_Problem details_:
Leave out the pictures and transcribe the rest of the records exactly.
====== Entries
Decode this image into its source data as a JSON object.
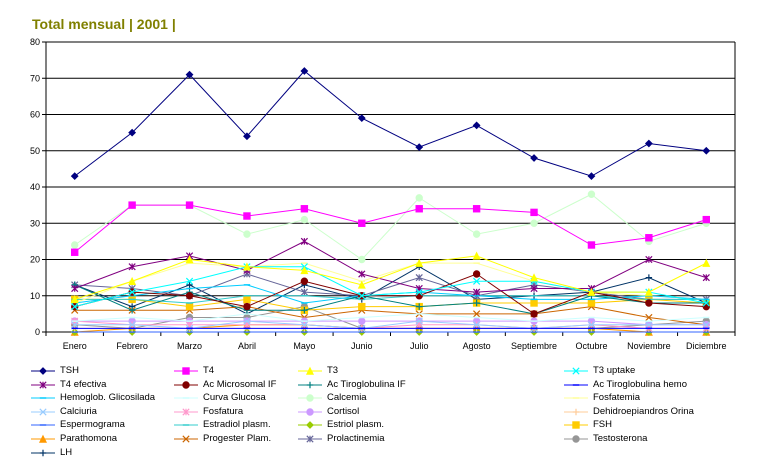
{
  "chart_data": {
    "type": "line",
    "title": "Total mensual | 2001 |",
    "xlabel": "",
    "ylabel": "",
    "ylim": [
      0,
      80
    ],
    "yticks": [
      0,
      10,
      20,
      30,
      40,
      50,
      60,
      70,
      80
    ],
    "grid": "horizontal",
    "legend_position": "bottom",
    "categories": [
      "Enero",
      "Febrero",
      "Marzo",
      "Abril",
      "Mayo",
      "Junio",
      "Julio",
      "Agosto",
      "Septiembre",
      "Octubre",
      "Noviembre",
      "Diciembre"
    ],
    "series": [
      {
        "name": "TSH",
        "color": "#000080",
        "marker": "diamond",
        "values": [
          43,
          55,
          71,
          54,
          72,
          59,
          51,
          57,
          48,
          43,
          52,
          50
        ]
      },
      {
        "name": "T4",
        "color": "#ff00ff",
        "marker": "square",
        "values": [
          22,
          35,
          35,
          32,
          34,
          30,
          34,
          34,
          33,
          24,
          26,
          31
        ]
      },
      {
        "name": "T3",
        "color": "#ffff00",
        "marker": "triangle",
        "values": [
          9,
          14,
          20,
          18,
          17,
          13,
          19,
          21,
          15,
          11,
          11,
          19
        ]
      },
      {
        "name": "T3 uptake",
        "color": "#00ffff",
        "marker": "x",
        "values": [
          7,
          11,
          14,
          18,
          18,
          10,
          11,
          14,
          14,
          11,
          11,
          8
        ]
      },
      {
        "name": "T4 efectiva",
        "color": "#800080",
        "marker": "star",
        "values": [
          12,
          18,
          21,
          17,
          25,
          16,
          12,
          11,
          12,
          12,
          20,
          15
        ]
      },
      {
        "name": "Ac Microsomal IF",
        "color": "#800000",
        "marker": "circle",
        "values": [
          7,
          11,
          10,
          7,
          14,
          10,
          10,
          16,
          5,
          11,
          8,
          7
        ]
      },
      {
        "name": "Ac Tiroglobulina IF",
        "color": "#008080",
        "marker": "plus",
        "values": [
          13,
          6,
          11,
          6,
          6,
          10,
          7,
          8,
          5,
          10,
          8,
          8
        ]
      },
      {
        "name": "Ac Tiroglobulina hemo",
        "color": "#0000ff",
        "marker": "dash",
        "values": [
          1,
          1,
          1,
          1,
          1,
          1,
          1,
          1,
          1,
          1,
          1,
          1
        ]
      },
      {
        "name": "Hemoglob. Glicosilada",
        "color": "#00ccff",
        "marker": "dash",
        "values": [
          8,
          10,
          12,
          13,
          8,
          10,
          11,
          10,
          9,
          9,
          10,
          9
        ]
      },
      {
        "name": "Curva Glucosa",
        "color": "#ccffff",
        "marker": "dash",
        "values": [
          3,
          4,
          3,
          5,
          3,
          4,
          5,
          4,
          3,
          4,
          3,
          4
        ]
      },
      {
        "name": "Calcemia",
        "color": "#ccffcc",
        "marker": "circle",
        "values": [
          24,
          35,
          35,
          27,
          31,
          20,
          37,
          27,
          30,
          38,
          25,
          30
        ]
      },
      {
        "name": "Fosfatemia",
        "color": "#ffff99",
        "marker": "dash",
        "values": [
          8,
          14,
          19,
          18,
          19,
          14,
          19,
          19,
          14,
          11,
          10,
          9
        ]
      },
      {
        "name": "Calciuria",
        "color": "#99ccff",
        "marker": "x",
        "values": [
          2,
          2,
          1,
          3,
          2,
          1,
          3,
          2,
          1,
          2,
          2,
          2
        ]
      },
      {
        "name": "Fosfatura",
        "color": "#ff99cc",
        "marker": "star",
        "values": [
          3,
          2,
          2,
          2,
          2,
          1,
          2,
          2,
          1,
          2,
          1,
          1
        ]
      },
      {
        "name": "Cortisol",
        "color": "#cc99ff",
        "marker": "circle",
        "values": [
          3,
          3,
          3,
          3,
          3,
          3,
          3,
          3,
          3,
          3,
          2,
          2
        ]
      },
      {
        "name": "Dehidroepiandros Orina",
        "color": "#ffcc99",
        "marker": "plus",
        "values": [
          1,
          1,
          1,
          1,
          1,
          1,
          1,
          1,
          1,
          1,
          1,
          1
        ]
      },
      {
        "name": "Espermograma",
        "color": "#3366ff",
        "marker": "dash",
        "values": [
          0,
          0,
          0,
          0,
          0,
          0,
          0,
          0,
          0,
          0,
          0,
          0
        ]
      },
      {
        "name": "Estradiol plasm.",
        "color": "#33cccc",
        "marker": "dash",
        "values": [
          9,
          9,
          8,
          10,
          10,
          9,
          10,
          10,
          10,
          10,
          9,
          9
        ]
      },
      {
        "name": "Estriol plasm.",
        "color": "#99cc00",
        "marker": "diamond",
        "values": [
          0,
          0,
          0,
          0,
          0,
          0,
          0,
          0,
          0,
          0,
          0,
          0
        ]
      },
      {
        "name": "FSH",
        "color": "#ffcc00",
        "marker": "square",
        "values": [
          9,
          9,
          7,
          9,
          6,
          7,
          7,
          8,
          8,
          8,
          9,
          8
        ]
      },
      {
        "name": "Parathomona",
        "color": "#ff9900",
        "marker": "triangle",
        "values": [
          0,
          1,
          1,
          2,
          2,
          1,
          1,
          1,
          1,
          1,
          0,
          0
        ]
      },
      {
        "name": "Progester Plam.",
        "color": "#cc6600",
        "marker": "x",
        "values": [
          6,
          6,
          6,
          7,
          4,
          6,
          5,
          5,
          5,
          7,
          4,
          2
        ]
      },
      {
        "name": "Prolactinemia",
        "color": "#666699",
        "marker": "star",
        "values": [
          13,
          12,
          10,
          16,
          11,
          10,
          15,
          10,
          13,
          11,
          9,
          9
        ]
      },
      {
        "name": "Testosterona",
        "color": "#969696",
        "marker": "circle",
        "values": [
          2,
          1,
          4,
          4,
          7,
          1,
          1,
          1,
          1,
          1,
          2,
          3
        ]
      },
      {
        "name": "LH",
        "color": "#003366",
        "marker": "plus",
        "values": [
          13,
          7,
          13,
          5,
          13,
          9,
          18,
          9,
          10,
          11,
          15,
          8
        ]
      }
    ]
  }
}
============
_Task output_:
Decode this image into its source data as a JSON object.
{
  "chart_data": {
    "type": "line",
    "title": "Total mensual | 2001 |",
    "xlabel": "",
    "ylabel": "",
    "ylim": [
      0,
      80
    ],
    "yticks": [
      0,
      10,
      20,
      30,
      40,
      50,
      60,
      70,
      80
    ],
    "grid": "horizontal",
    "legend_position": "bottom",
    "categories": [
      "Enero",
      "Febrero",
      "Marzo",
      "Abril",
      "Mayo",
      "Junio",
      "Julio",
      "Agosto",
      "Septiembre",
      "Octubre",
      "Noviembre",
      "Diciembre"
    ],
    "series": [
      {
        "name": "TSH",
        "color": "#000080",
        "marker": "diamond",
        "values": [
          43,
          55,
          71,
          54,
          72,
          59,
          51,
          57,
          48,
          43,
          52,
          50
        ]
      },
      {
        "name": "T4",
        "color": "#ff00ff",
        "marker": "square",
        "values": [
          22,
          35,
          35,
          32,
          34,
          30,
          34,
          34,
          33,
          24,
          26,
          31
        ]
      },
      {
        "name": "T3",
        "color": "#ffff00",
        "marker": "triangle",
        "values": [
          9,
          14,
          20,
          18,
          17,
          13,
          19,
          21,
          15,
          11,
          11,
          19
        ]
      },
      {
        "name": "T3 uptake",
        "color": "#00ffff",
        "marker": "x",
        "values": [
          7,
          11,
          14,
          18,
          18,
          10,
          11,
          14,
          14,
          11,
          11,
          8
        ]
      },
      {
        "name": "T4 efectiva",
        "color": "#800080",
        "marker": "star",
        "values": [
          12,
          18,
          21,
          17,
          25,
          16,
          12,
          11,
          12,
          12,
          20,
          15
        ]
      },
      {
        "name": "Ac Microsomal IF",
        "color": "#800000",
        "marker": "circle",
        "values": [
          7,
          11,
          10,
          7,
          14,
          10,
          10,
          16,
          5,
          11,
          8,
          7
        ]
      },
      {
        "name": "Ac Tiroglobulina IF",
        "color": "#008080",
        "marker": "plus",
        "values": [
          13,
          6,
          11,
          6,
          6,
          10,
          7,
          8,
          5,
          10,
          8,
          8
        ]
      },
      {
        "name": "Ac Tiroglobulina hemo",
        "color": "#0000ff",
        "marker": "dash",
        "values": [
          1,
          1,
          1,
          1,
          1,
          1,
          1,
          1,
          1,
          1,
          1,
          1
        ]
      },
      {
        "name": "Hemoglob. Glicosilada",
        "color": "#00ccff",
        "marker": "dash",
        "values": [
          8,
          10,
          12,
          13,
          8,
          10,
          11,
          10,
          9,
          9,
          10,
          9
        ]
      },
      {
        "name": "Curva Glucosa",
        "color": "#ccffff",
        "marker": "dash",
        "values": [
          3,
          4,
          3,
          5,
          3,
          4,
          5,
          4,
          3,
          4,
          3,
          4
        ]
      },
      {
        "name": "Calcemia",
        "color": "#ccffcc",
        "marker": "circle",
        "values": [
          24,
          35,
          35,
          27,
          31,
          20,
          37,
          27,
          30,
          38,
          25,
          30
        ]
      },
      {
        "name": "Fosfatemia",
        "color": "#ffff99",
        "marker": "dash",
        "values": [
          8,
          14,
          19,
          18,
          19,
          14,
          19,
          19,
          14,
          11,
          10,
          9
        ]
      },
      {
        "name": "Calciuria",
        "color": "#99ccff",
        "marker": "x",
        "values": [
          2,
          2,
          1,
          3,
          2,
          1,
          3,
          2,
          1,
          2,
          2,
          2
        ]
      },
      {
        "name": "Fosfatura",
        "color": "#ff99cc",
        "marker": "star",
        "values": [
          3,
          2,
          2,
          2,
          2,
          1,
          2,
          2,
          1,
          2,
          1,
          1
        ]
      },
      {
        "name": "Cortisol",
        "color": "#cc99ff",
        "marker": "circle",
        "values": [
          3,
          3,
          3,
          3,
          3,
          3,
          3,
          3,
          3,
          3,
          2,
          2
        ]
      },
      {
        "name": "Dehidroepiandros Orina",
        "color": "#ffcc99",
        "marker": "plus",
        "values": [
          1,
          1,
          1,
          1,
          1,
          1,
          1,
          1,
          1,
          1,
          1,
          1
        ]
      },
      {
        "name": "Espermograma",
        "color": "#3366ff",
        "marker": "dash",
        "values": [
          0,
          0,
          0,
          0,
          0,
          0,
          0,
          0,
          0,
          0,
          0,
          0
        ]
      },
      {
        "name": "Estradiol plasm.",
        "color": "#33cccc",
        "marker": "dash",
        "values": [
          9,
          9,
          8,
          10,
          10,
          9,
          10,
          10,
          10,
          10,
          9,
          9
        ]
      },
      {
        "name": "Estriol plasm.",
        "color": "#99cc00",
        "marker": "diamond",
        "values": [
          0,
          0,
          0,
          0,
          0,
          0,
          0,
          0,
          0,
          0,
          0,
          0
        ]
      },
      {
        "name": "FSH",
        "color": "#ffcc00",
        "marker": "square",
        "values": [
          9,
          9,
          7,
          9,
          6,
          7,
          7,
          8,
          8,
          8,
          9,
          8
        ]
      },
      {
        "name": "Parathomona",
        "color": "#ff9900",
        "marker": "triangle",
        "values": [
          0,
          1,
          1,
          2,
          2,
          1,
          1,
          1,
          1,
          1,
          0,
          0
        ]
      },
      {
        "name": "Progester Plam.",
        "color": "#cc6600",
        "marker": "x",
        "values": [
          6,
          6,
          6,
          7,
          4,
          6,
          5,
          5,
          5,
          7,
          4,
          2
        ]
      },
      {
        "name": "Prolactinemia",
        "color": "#666699",
        "marker": "star",
        "values": [
          13,
          12,
          10,
          16,
          11,
          10,
          15,
          10,
          13,
          11,
          9,
          9
        ]
      },
      {
        "name": "Testosterona",
        "color": "#969696",
        "marker": "circle",
        "values": [
          2,
          1,
          4,
          4,
          7,
          1,
          1,
          1,
          1,
          1,
          2,
          3
        ]
      },
      {
        "name": "LH",
        "color": "#003366",
        "marker": "plus",
        "values": [
          13,
          7,
          13,
          5,
          13,
          9,
          18,
          9,
          10,
          11,
          15,
          8
        ]
      }
    ]
  }
}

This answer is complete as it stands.